Set down each line of the data below exactly as it stands, dropping the pictures.

Entries taken from a collection:
------------------------------------------------------------

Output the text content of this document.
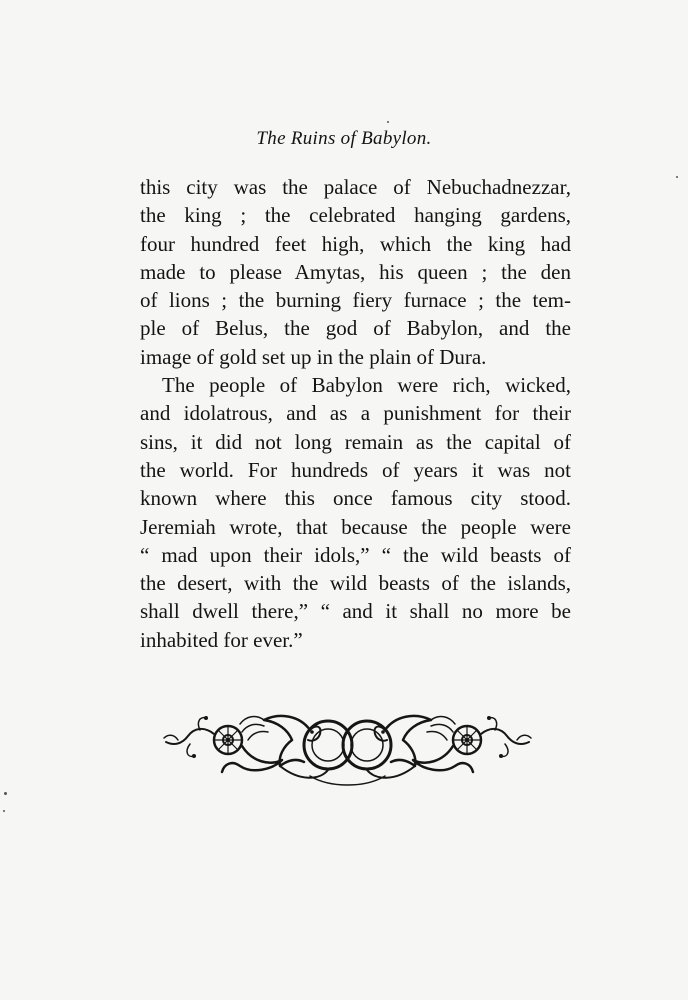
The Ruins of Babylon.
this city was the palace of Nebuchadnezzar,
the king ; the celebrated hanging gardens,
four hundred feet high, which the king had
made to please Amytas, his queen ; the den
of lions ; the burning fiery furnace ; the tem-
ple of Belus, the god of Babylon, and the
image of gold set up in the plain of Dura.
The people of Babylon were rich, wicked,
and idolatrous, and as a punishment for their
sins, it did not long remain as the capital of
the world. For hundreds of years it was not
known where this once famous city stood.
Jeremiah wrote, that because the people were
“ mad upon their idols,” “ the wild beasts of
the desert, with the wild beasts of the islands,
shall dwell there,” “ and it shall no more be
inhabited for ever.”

------------------------------------------------------------

Written reply:
Output the text content of this document.
The Ruins of Babylon.
this city was the palace of Nebuchadnezzar,
the king ; the celebrated hanging gardens,
four hundred feet high, which the king had
made to please Amytas, his queen ; the den
of lions ; the burning fiery furnace ; the tem-
ple of Belus, the god of Babylon, and the
image of gold set up in the plain of Dura.
The people of Babylon were rich, wicked,
and idolatrous, and as a punishment for their
sins, it did not long remain as the capital of
the world. For hundreds of years it was not
known where this once famous city stood.
Jeremiah wrote, that because the people were
“ mad upon their idols,” “ the wild beasts of
the desert, with the wild beasts of the islands,
shall dwell there,” “ and it shall no more be
inhabited for ever.”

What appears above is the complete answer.